SET PROBLEM: Reproduce the listing exactly and skip over any pictures.

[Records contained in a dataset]
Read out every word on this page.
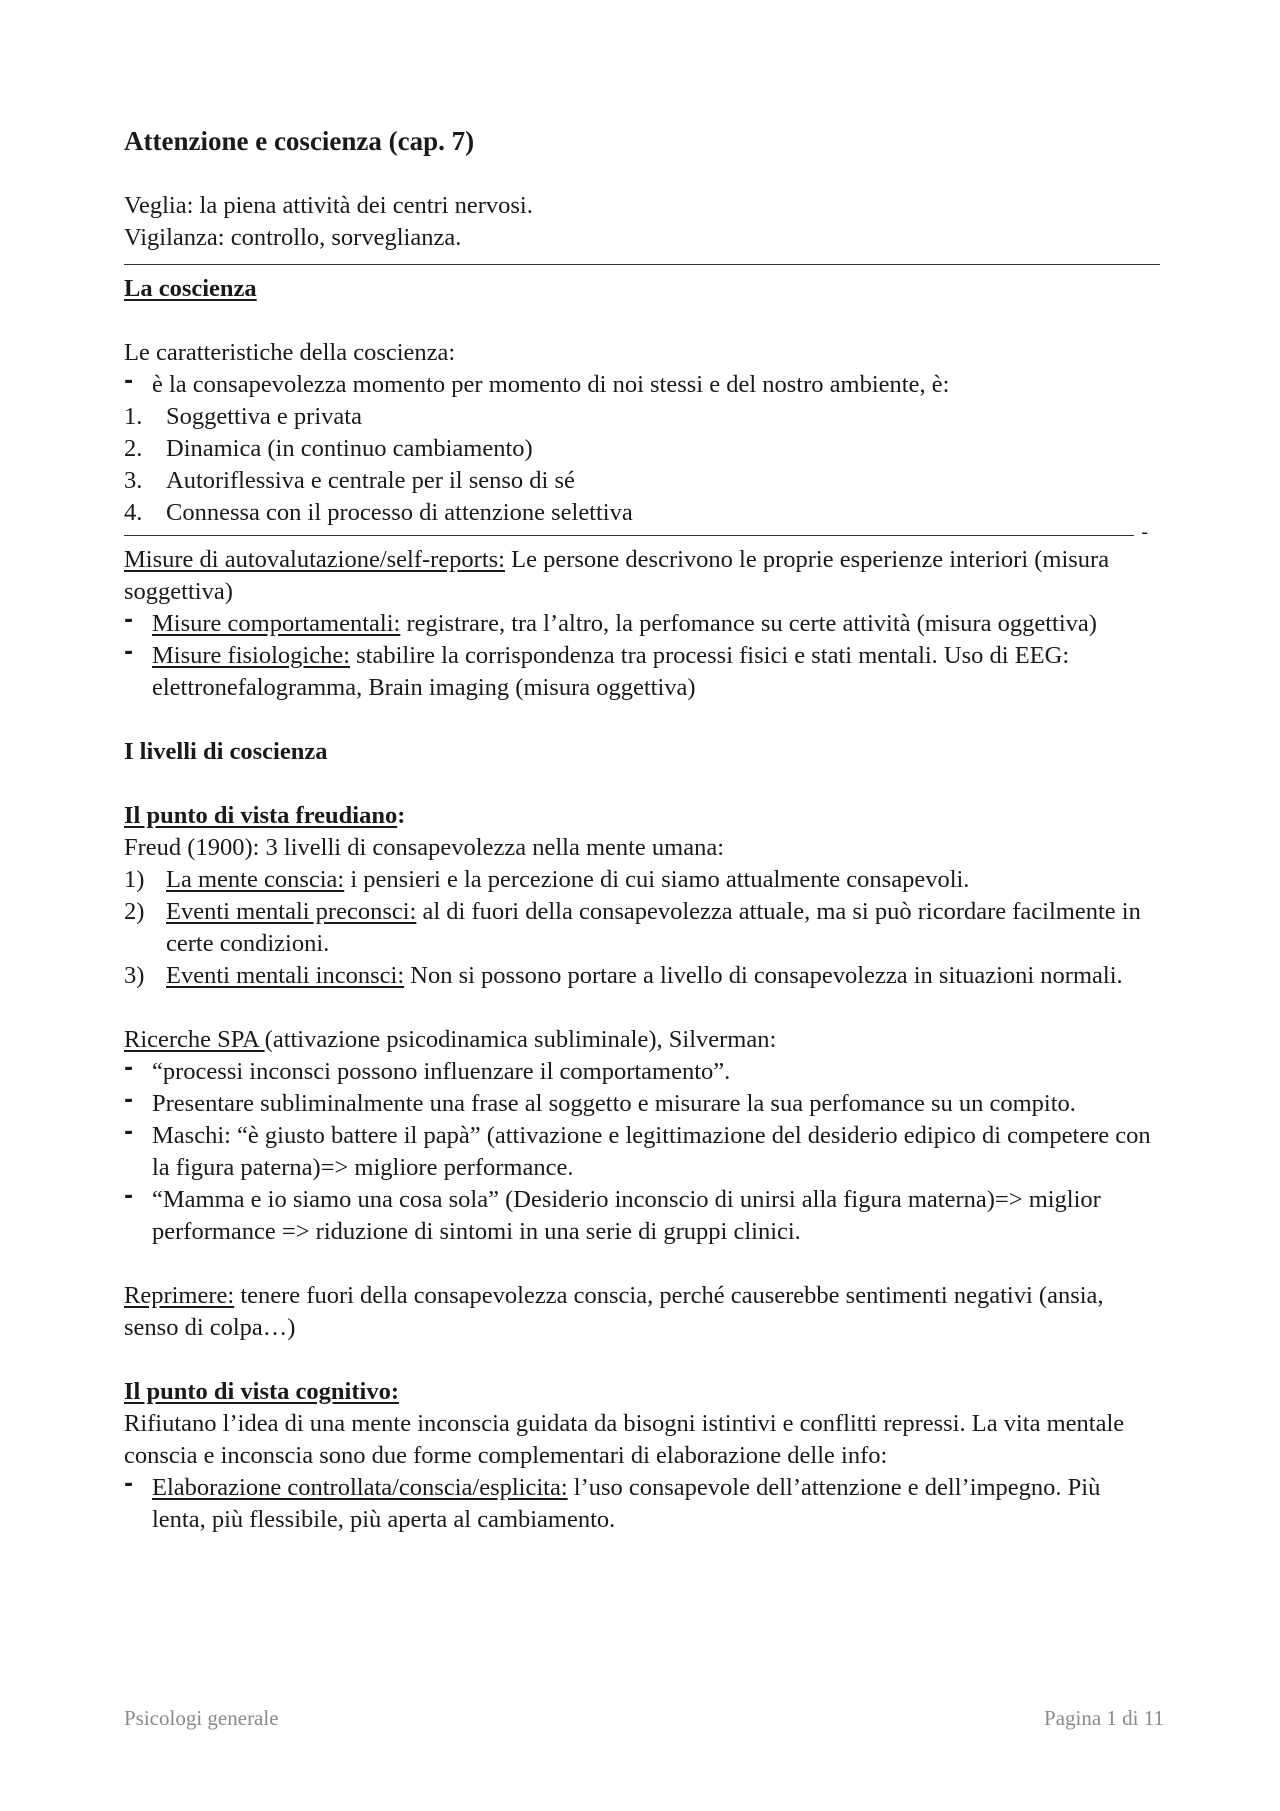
Attenzione e coscienza (cap. 7)

Veglia: la piena attività dei centri nervosi.

Vigilanza: controllo, sorveglianza.

La coscienza

Le caratteristiche della coscienza:

- è la consapevolezza momento per momento di noi stessi e del nostro ambiente, è:
1. Soggettiva e privata
2. Dinamica (in continuo cambiamento)
3. Autoriflessiva e centrale per il senso di sé
4. Connessa con il processo di attenzione selettiva
-

Misure di autovalutazione/self-reports: Le persone descrivono le proprie esperienze interiori (misura soggettiva)

- Misure comportamentali: registrare, tra l’altro, la perfomance su certe attività (misura oggettiva)
- Misure fisiologiche: stabilire la corrispondenza tra processi fisici e stati mentali. Uso di EEG: elettronefalogramma, Brain imaging (misura oggettiva)

I livelli di coscienza

Il punto di vista freudiano:

Freud (1900): 3 livelli di consapevolezza nella mente umana:

1) La mente conscia: i pensieri e la percezione di cui siamo attualmente consapevoli.
2) Eventi mentali preconsci: al di fuori della consapevolezza attuale, ma si può ricordare facilmente in certe condizioni.
3) Eventi mentali inconsci: Non si possono portare a livello di consapevolezza in situazioni normali.

Ricerche SPA (attivazione psicodinamica subliminale), Silverman:

- “processi inconsci possono influenzare il comportamento”.
- Presentare subliminalmente una frase al soggetto e misurare la sua perfomance su un compito.
- Maschi: “è giusto battere il papà” (attivazione e legittimazione del desiderio edipico di competere con la figura paterna)=> migliore performance.
- “Mamma e io siamo una cosa sola” (Desiderio inconscio di unirsi alla figura materna)=> miglior performance => riduzione di sintomi in una serie di gruppi clinici.

Reprimere: tenere fuori della consapevolezza conscia, perché causerebbe sentimenti negativi (ansia, senso di colpa…)

Il punto di vista cognitivo:

Rifiutano l’idea di una mente inconscia guidata da bisogni istintivi e conflitti repressi. La vita mentale conscia e inconscia sono due forme complementari di elaborazione delle info:

- Elaborazione controllata/conscia/esplicita: l’uso consapevole dell’attenzione e dell’impegno. Più lenta, più flessibile, più aperta al cambiamento.
Psicologi generale	Pagina 1 di 11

TASK RESPONSE:
Read out every word on this page.
Attenzione e coscienza (cap. 7)

Veglia: la piena attività dei centri nervosi.

Vigilanza: controllo, sorveglianza.

La coscienza

Le caratteristiche della coscienza:

- è la consapevolezza momento per momento di noi stessi e del nostro ambiente, è:
1. Soggettiva e privata
2. Dinamica (in continuo cambiamento)
3. Autoriflessiva e centrale per il senso di sé
4. Connessa con il processo di attenzione selettiva
-

Misure di autovalutazione/self-reports: Le persone descrivono le proprie esperienze interiori (misura soggettiva)

- Misure comportamentali: registrare, tra l’altro, la perfomance su certe attività (misura oggettiva)
- Misure fisiologiche: stabilire la corrispondenza tra processi fisici e stati mentali. Uso di EEG: elettronefalogramma, Brain imaging (misura oggettiva)

I livelli di coscienza

Il punto di vista freudiano:

Freud (1900): 3 livelli di consapevolezza nella mente umana:

1) La mente conscia: i pensieri e la percezione di cui siamo attualmente consapevoli.
2) Eventi mentali preconsci: al di fuori della consapevolezza attuale, ma si può ricordare facilmente in certe condizioni.
3) Eventi mentali inconsci: Non si possono portare a livello di consapevolezza in situazioni normali.

Ricerche SPA (attivazione psicodinamica subliminale), Silverman:

- “processi inconsci possono influenzare il comportamento”.
- Presentare subliminalmente una frase al soggetto e misurare la sua perfomance su un compito.
- Maschi: “è giusto battere il papà” (attivazione e legittimazione del desiderio edipico di competere con la figura paterna)=> migliore performance.
- “Mamma e io siamo una cosa sola” (Desiderio inconscio di unirsi alla figura materna)=> miglior performance => riduzione di sintomi in una serie di gruppi clinici.

Reprimere: tenere fuori della consapevolezza conscia, perché causerebbe sentimenti negativi (ansia, senso di colpa…)

Il punto di vista cognitivo:

Rifiutano l’idea di una mente inconscia guidata da bisogni istintivi e conflitti repressi. La vita mentale conscia e inconscia sono due forme complementari di elaborazione delle info:

- Elaborazione controllata/conscia/esplicita: l’uso consapevole dell’attenzione e dell’impegno. Più lenta, più flessibile, più aperta al cambiamento.
Psicologi generale	Pagina 1 di 11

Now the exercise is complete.